-- start Data shown --

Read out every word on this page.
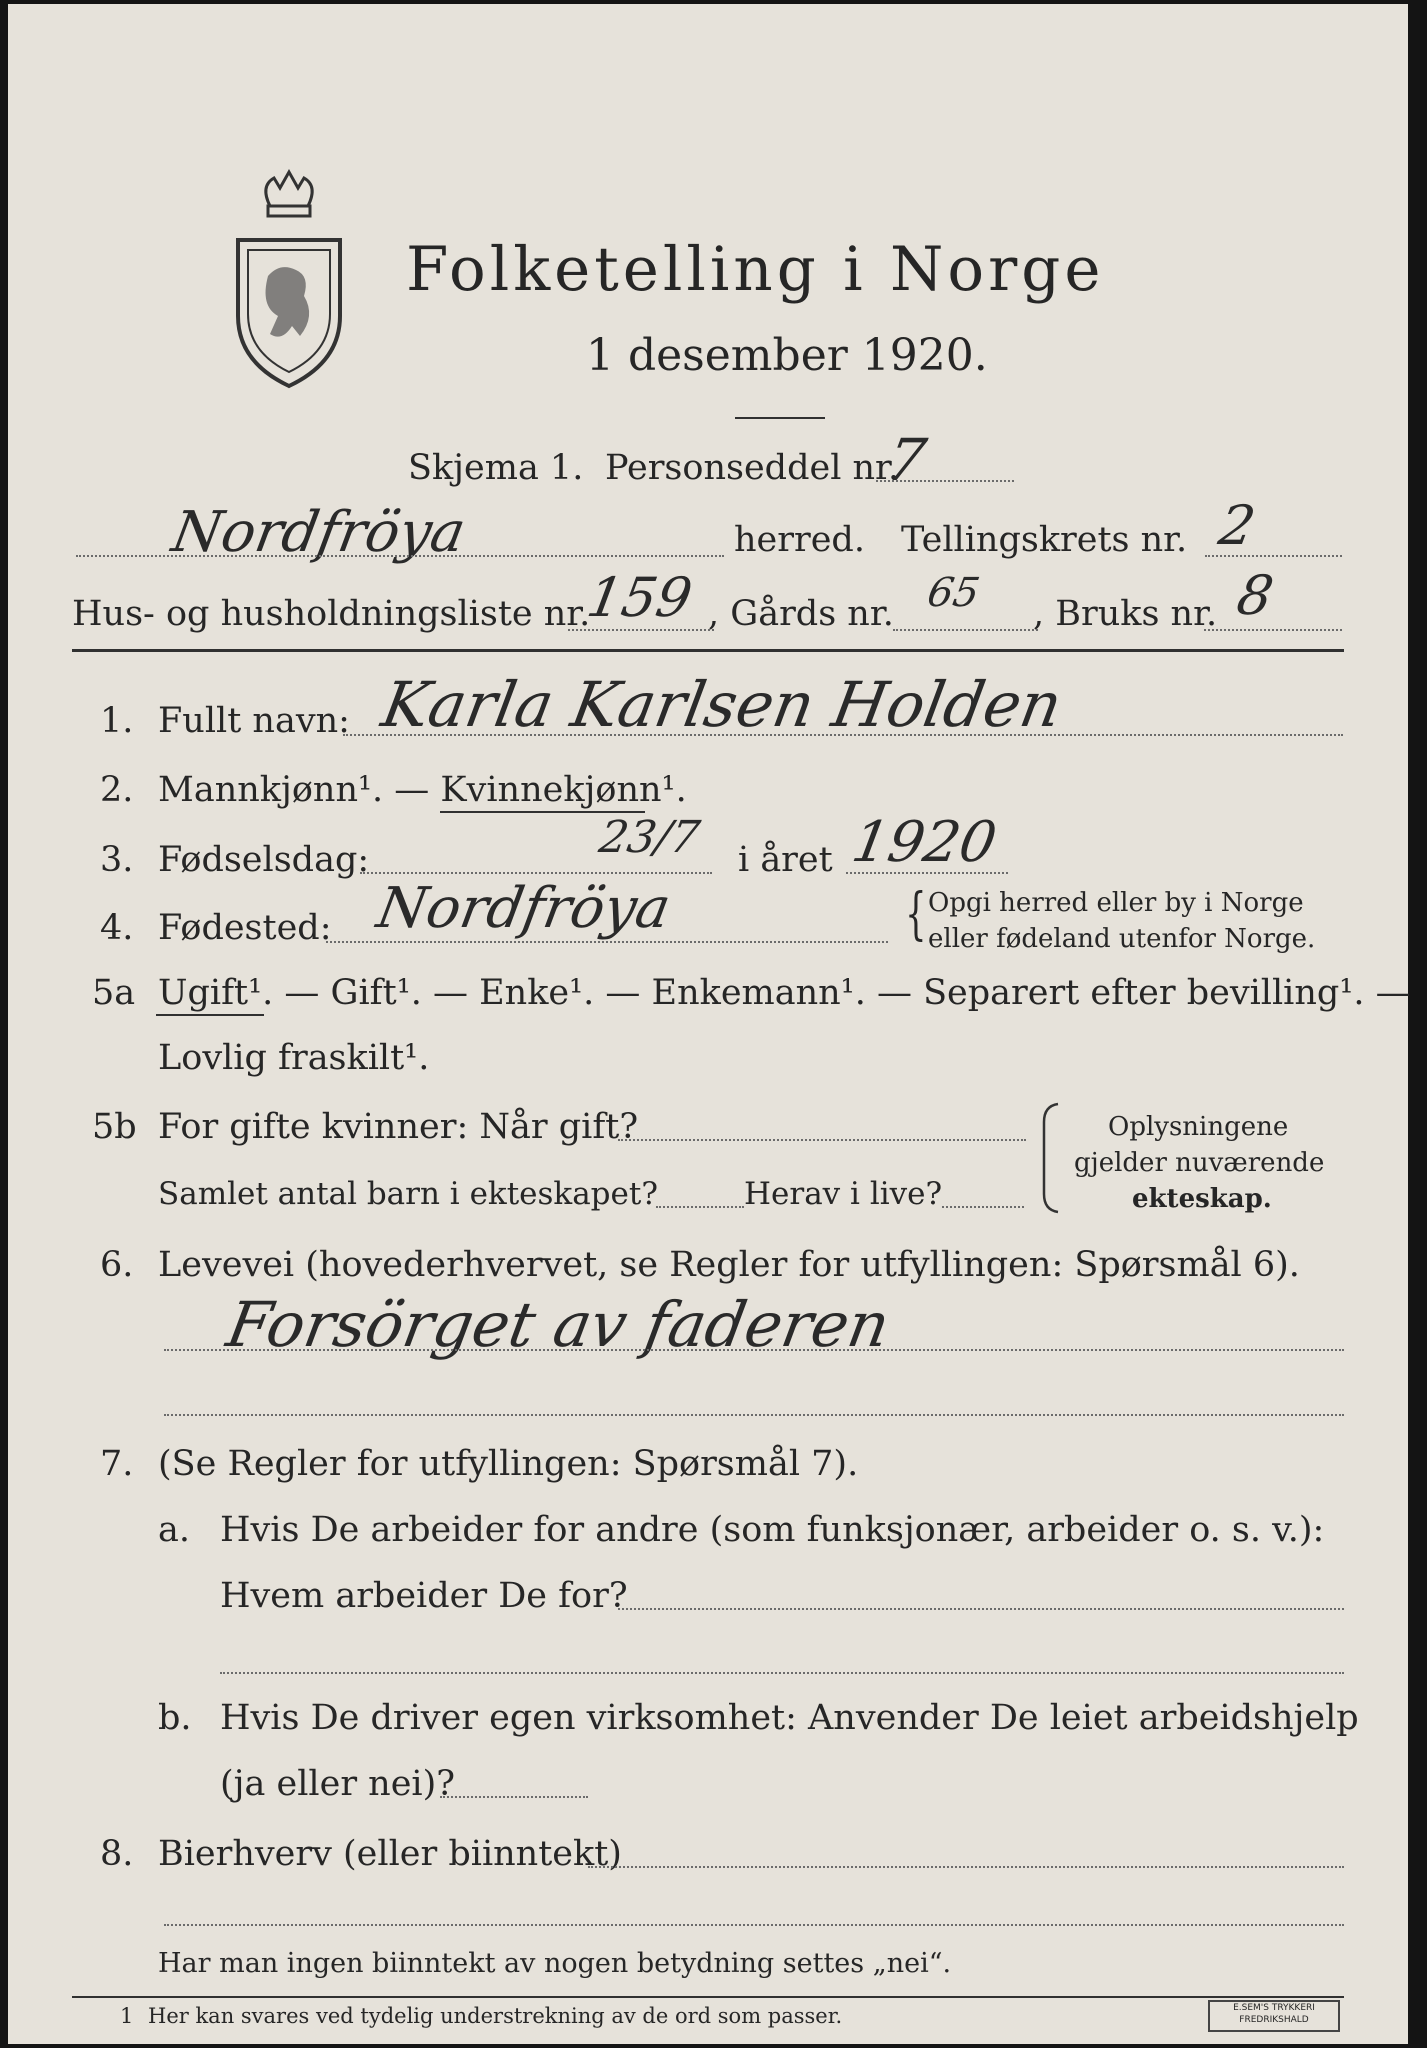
Folketelling i Norge
1 desember 1920.
Skjema 1. Personseddel nr.
7
Nordfröya	herred. Tellingskrets nr. 2
Hus- og husholdningsliste nr.
159 , Gårds nr. 65 , Bruks nr. 8
1. Fullt navn: Karla Karlsen Holden
2. Mannkjønn¹. — Kvinnekjønn¹.
3. Fødselsdag:	23/7 i året 1920
4. Fødested: Nordfröya	{ Opgi herred eller by i Norge
eller fødeland utenfor Norge.
5a Ugift¹. — Gift¹. — Enke¹. — Enkemann¹. — Separert efter bevilling¹. —
Lovlig fraskilt¹.
5b For gifte kvinner: Når gift?
Samlet antal barn i ekteskapet?	Herav i live?
Oplysningene
gjelder nuværende
ekteskap.
6. Levevei (hovederhvervet, se Regler for utfyllingen: Spørsmål 6).
Forsörget av faderen
7. (Se Regler for utfyllingen: Spørsmål 7).
a. Hvis De arbeider for andre (som funksjonær, arbeider o. s. v.):
Hvem arbeider De for?
b. Hvis De driver egen virksomhet: Anvender De leiet arbeidshjelp
(ja eller nei)?
8. Bierhverv (eller biinntekt)
Har man ingen biinntekt av nogen betydning settes „nei“.
1 Her kan svares ved tydelig understrekning av de ord som passer.	E.SEM'S TRYKKERI
FREDRIKSHALD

-- end Data shown --

Set task: Keep the pictures out of the copy and write out the data exactly as it stands.

Answer to the problem:
Read out every word on this page.
Folketelling i Norge
1 desember 1920.
Skjema 1. Personseddel nr.
7
Nordfröya	herred. Tellingskrets nr. 2
Hus- og husholdningsliste nr.
159 , Gårds nr. 65 , Bruks nr. 8
1. Fullt navn: Karla Karlsen Holden
2. Mannkjønn¹. — Kvinnekjønn¹.
3. Fødselsdag:	23/7 i året 1920
4. Fødested: Nordfröya	{ Opgi herred eller by i Norge
eller fødeland utenfor Norge.
5a Ugift¹. — Gift¹. — Enke¹. — Enkemann¹. — Separert efter bevilling¹. —
Lovlig fraskilt¹.
5b For gifte kvinner: Når gift?
Samlet antal barn i ekteskapet?	Herav i live?
Oplysningene
gjelder nuværende
ekteskap.
6. Levevei (hovederhvervet, se Regler for utfyllingen: Spørsmål 6).
Forsörget av faderen
7. (Se Regler for utfyllingen: Spørsmål 7).
a. Hvis De arbeider for andre (som funksjonær, arbeider o. s. v.):
Hvem arbeider De for?
b. Hvis De driver egen virksomhet: Anvender De leiet arbeidshjelp
(ja eller nei)?
8. Bierhverv (eller biinntekt)
Har man ingen biinntekt av nogen betydning settes „nei“.
1 Her kan svares ved tydelig understrekning av de ord som passer.	E.SEM'S TRYKKERI
FREDRIKSHALD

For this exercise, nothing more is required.